#### BRIEF:
Exactly repeat the material, dropping only the pictures.

[Data records]
_____

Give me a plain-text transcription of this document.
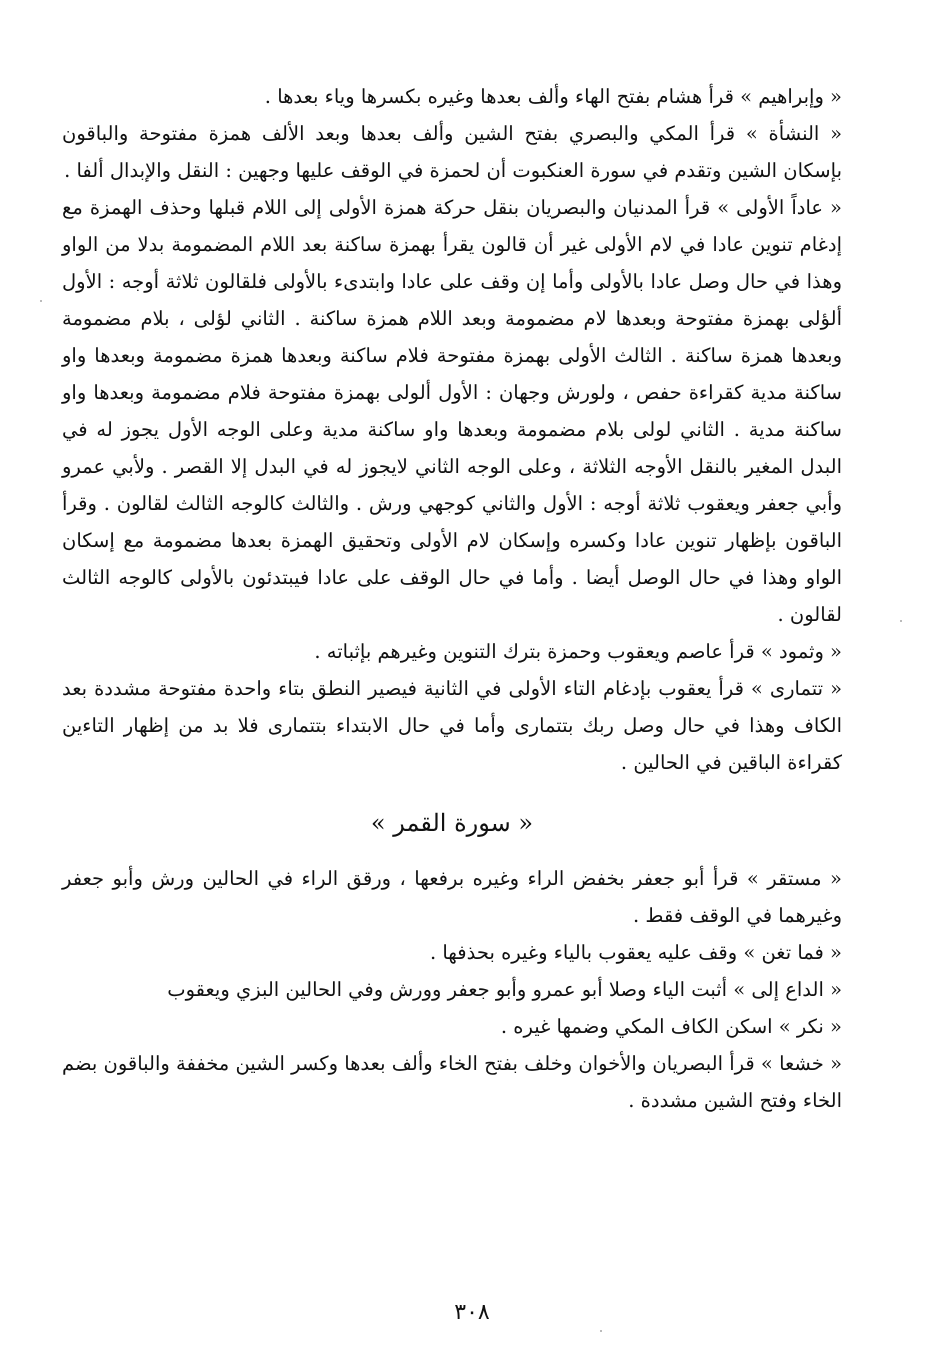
« وإبراهيم » قرأ هشام بفتح الهاء وألف بعدها وغيره بكسرها وياء بعدها .

« النشأة » قرأ المكي والبصري بفتح الشين وألف بعدها وبعد الألف همزة مفتوحة والباقون بإسكان الشين وتقدم في سورة العنكبوت أن لحمزة في الوقف عليها وجهين : النقل والإبدال ألفا .

« عاداً الأولى » قرأ المدنيان والبصريان بنقل حركة همزة الأولى إلى اللام قبلها وحذف الهمزة مع إدغام تنوين عادا في لام الأولى غير أن قالون يقرأ بهمزة ساكنة بعد اللام المضمومة بدلا من الواو وهذا في حال وصل عادا بالأولى وأما إن وقف على عادا وابتدىء بالأولى فلقالون ثلاثة أوجه : الأول ألؤلى بهمزة مفتوحة وبعدها لام مضمومة وبعد اللام همزة ساكنة . الثاني لؤلى ، بلام مضمومة وبعدها همزة ساكنة . الثالث الأولى بهمزة مفتوحة فلام ساكنة وبعدها همزة مضمومة وبعدها واو ساكنة مدية كقراءة حفص ، ولورش وجهان : الأول ألولى بهمزة مفتوحة فلام مضمومة وبعدها واو ساكنة مدية . الثاني لولى بلام مضمومة وبعدها واو ساكنة مدية وعلى الوجه الأول يجوز له في البدل المغير بالنقل الأوجه الثلاثة ، وعلى الوجه الثاني لايجوز له في البدل إلا القصر . ولأبي عمرو وأبي جعفر ويعقوب ثلاثة أوجه : الأول والثاني كوجهي ورش . والثالث كالوجه الثالث لقالون . وقرأ الباقون بإظهار تنوين عادا وكسره وإسكان لام الأولى وتحقيق الهمزة بعدها مضمومة مع إسكان الواو وهذا في حال الوصل أيضا . وأما في حال الوقف على عادا فيبتدئون بالأولى كالوجه الثالث لقالون .

« وثمود » قرأ عاصم ويعقوب وحمزة بترك التنوين وغيرهم بإثباته .

« تتمارى » قرأ يعقوب بإدغام التاء الأولى في الثانية فيصير النطق بتاء واحدة مفتوحة مشددة بعد الكاف وهذا في حال وصل ربك بتتمارى وأما في حال الابتداء بتتمارى فلا بد من إظهار التاءين كقراءة الباقين في الحالين .

« سورة القمر »

« مستقر » قرأ أبو جعفر بخفض الراء وغيره برفعها ، ورقق الراء في الحالين ورش وأبو جعفر وغيرهما في الوقف فقط .

« فما تغن » وقف عليه يعقوب بالياء وغيره بحذفها .

« الداع إلى » أثبت الياء وصلا أبو عمرو وأبو جعفر وورش وفي الحالين البزي ويعقوب

« نكر » اسكن الكاف المكي وضمها غيره .

« خشعا » قرأ البصريان والأخوان وخلف بفتح الخاء وألف بعدها وكسر الشين مخففة والباقون بضم الخاء وفتح الشين مشددة .

٣٠٨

_____

#### WRITTEN SOLUTION:
Give me a plain-text transcription of this document.
« وإبراهيم » قرأ هشام بفتح الهاء وألف بعدها وغيره بكسرها وياء بعدها .

« النشأة » قرأ المكي والبصري بفتح الشين وألف بعدها وبعد الألف همزة مفتوحة والباقون بإسكان الشين وتقدم في سورة العنكبوت أن لحمزة في الوقف عليها وجهين : النقل والإبدال ألفا .

« عاداً الأولى » قرأ المدنيان والبصريان بنقل حركة همزة الأولى إلى اللام قبلها وحذف الهمزة مع إدغام تنوين عادا في لام الأولى غير أن قالون يقرأ بهمزة ساكنة بعد اللام المضمومة بدلا من الواو وهذا في حال وصل عادا بالأولى وأما إن وقف على عادا وابتدىء بالأولى فلقالون ثلاثة أوجه : الأول ألؤلى بهمزة مفتوحة وبعدها لام مضمومة وبعد اللام همزة ساكنة . الثاني لؤلى ، بلام مضمومة وبعدها همزة ساكنة . الثالث الأولى بهمزة مفتوحة فلام ساكنة وبعدها همزة مضمومة وبعدها واو ساكنة مدية كقراءة حفص ، ولورش وجهان : الأول ألولى بهمزة مفتوحة فلام مضمومة وبعدها واو ساكنة مدية . الثاني لولى بلام مضمومة وبعدها واو ساكنة مدية وعلى الوجه الأول يجوز له في البدل المغير بالنقل الأوجه الثلاثة ، وعلى الوجه الثاني لايجوز له في البدل إلا القصر . ولأبي عمرو وأبي جعفر ويعقوب ثلاثة أوجه : الأول والثاني كوجهي ورش . والثالث كالوجه الثالث لقالون . وقرأ الباقون بإظهار تنوين عادا وكسره وإسكان لام الأولى وتحقيق الهمزة بعدها مضمومة مع إسكان الواو وهذا في حال الوصل أيضا . وأما في حال الوقف على عادا فيبتدئون بالأولى كالوجه الثالث لقالون .

« وثمود » قرأ عاصم ويعقوب وحمزة بترك التنوين وغيرهم بإثباته .

« تتمارى » قرأ يعقوب بإدغام التاء الأولى في الثانية فيصير النطق بتاء واحدة مفتوحة مشددة بعد الكاف وهذا في حال وصل ربك بتتمارى وأما في حال الابتداء بتتمارى فلا بد من إظهار التاءين كقراءة الباقين في الحالين .

« سورة القمر »

« مستقر » قرأ أبو جعفر بخفض الراء وغيره برفعها ، ورقق الراء في الحالين ورش وأبو جعفر وغيرهما في الوقف فقط .

« فما تغن » وقف عليه يعقوب بالياء وغيره بحذفها .

« الداع إلى » أثبت الياء وصلا أبو عمرو وأبو جعفر وورش وفي الحالين البزي ويعقوب

« نكر » اسكن الكاف المكي وضمها غيره .

« خشعا » قرأ البصريان والأخوان وخلف بفتح الخاء وألف بعدها وكسر الشين مخففة والباقون بضم الخاء وفتح الشين مشددة .

٣٠٨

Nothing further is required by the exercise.